━━ Records to process ━━

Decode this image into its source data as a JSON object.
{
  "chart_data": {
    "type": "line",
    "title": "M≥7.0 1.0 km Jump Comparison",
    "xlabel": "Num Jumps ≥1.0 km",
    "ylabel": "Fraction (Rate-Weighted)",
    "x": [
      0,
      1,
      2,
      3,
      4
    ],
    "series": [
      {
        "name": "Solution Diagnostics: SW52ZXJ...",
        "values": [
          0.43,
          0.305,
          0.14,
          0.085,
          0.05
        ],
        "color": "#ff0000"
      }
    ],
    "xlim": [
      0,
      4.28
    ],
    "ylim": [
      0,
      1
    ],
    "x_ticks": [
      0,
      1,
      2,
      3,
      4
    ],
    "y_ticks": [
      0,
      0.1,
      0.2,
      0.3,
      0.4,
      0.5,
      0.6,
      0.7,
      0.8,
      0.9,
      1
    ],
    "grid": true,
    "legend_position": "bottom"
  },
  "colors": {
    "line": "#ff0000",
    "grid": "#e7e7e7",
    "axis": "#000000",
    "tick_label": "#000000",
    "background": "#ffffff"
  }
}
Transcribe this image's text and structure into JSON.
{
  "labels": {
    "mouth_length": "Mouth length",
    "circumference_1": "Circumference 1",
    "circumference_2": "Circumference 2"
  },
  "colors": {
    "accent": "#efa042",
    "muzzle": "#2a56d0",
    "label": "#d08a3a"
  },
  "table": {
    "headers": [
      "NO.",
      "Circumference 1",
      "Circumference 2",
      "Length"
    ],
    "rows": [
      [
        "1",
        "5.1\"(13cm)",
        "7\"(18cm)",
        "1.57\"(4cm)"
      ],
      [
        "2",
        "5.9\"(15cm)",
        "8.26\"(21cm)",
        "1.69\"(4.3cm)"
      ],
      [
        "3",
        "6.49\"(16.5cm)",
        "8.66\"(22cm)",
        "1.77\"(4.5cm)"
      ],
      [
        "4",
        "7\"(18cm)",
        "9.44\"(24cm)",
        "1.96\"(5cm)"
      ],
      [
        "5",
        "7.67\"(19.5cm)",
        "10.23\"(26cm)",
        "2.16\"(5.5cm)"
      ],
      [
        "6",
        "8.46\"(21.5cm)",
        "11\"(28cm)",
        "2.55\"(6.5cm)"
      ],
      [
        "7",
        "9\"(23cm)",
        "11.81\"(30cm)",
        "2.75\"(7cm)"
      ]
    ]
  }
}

━━━

— What is required —
Please restate the whole listing word for word.

— Written response —
Decode this image into its source data as a JSON object.
{
  "chart_data": {
    "type": "line",
    "title": "M≥7.0 1.0 km Jump Comparison",
    "xlabel": "Num Jumps ≥1.0 km",
    "ylabel": "Fraction (Rate-Weighted)",
    "x": [
      0,
      1,
      2,
      3,
      4
    ],
    "series": [
      {
        "name": "Solution Diagnostics: SW52ZXJ...",
        "values": [
          0.43,
          0.305,
          0.14,
          0.085,
          0.05
        ],
        "color": "#ff0000"
      }
    ],
    "xlim": [
      0,
      4.28
    ],
    "ylim": [
      0,
      1
    ],
    "x_ticks": [
      0,
      1,
      2,
      3,
      4
    ],
    "y_ticks": [
      0,
      0.1,
      0.2,
      0.3,
      0.4,
      0.5,
      0.6,
      0.7,
      0.8,
      0.9,
      1
    ],
    "grid": true,
    "legend_position": "bottom"
  },
  "colors": {
    "line": "#ff0000",
    "grid": "#e7e7e7",
    "axis": "#000000",
    "tick_label": "#000000",
    "background": "#ffffff"
  }
}
Transcribe this image's text and structure into JSON.
{
  "labels": {
    "mouth_length": "Mouth length",
    "circumference_1": "Circumference 1",
    "circumference_2": "Circumference 2"
  },
  "colors": {
    "accent": "#efa042",
    "muzzle": "#2a56d0",
    "label": "#d08a3a"
  },
  "table": {
    "headers": [
      "NO.",
      "Circumference 1",
      "Circumference 2",
      "Length"
    ],
    "rows": [
      [
        "1",
        "5.1\"(13cm)",
        "7\"(18cm)",
        "1.57\"(4cm)"
      ],
      [
        "2",
        "5.9\"(15cm)",
        "8.26\"(21cm)",
        "1.69\"(4.3cm)"
      ],
      [
        "3",
        "6.49\"(16.5cm)",
        "8.66\"(22cm)",
        "1.77\"(4.5cm)"
      ],
      [
        "4",
        "7\"(18cm)",
        "9.44\"(24cm)",
        "1.96\"(5cm)"
      ],
      [
        "5",
        "7.67\"(19.5cm)",
        "10.23\"(26cm)",
        "2.16\"(5.5cm)"
      ],
      [
        "6",
        "8.46\"(21.5cm)",
        "11\"(28cm)",
        "2.55\"(6.5cm)"
      ],
      [
        "7",
        "9\"(23cm)",
        "11.81\"(30cm)",
        "2.75\"(7cm)"
      ]
    ]
  }
}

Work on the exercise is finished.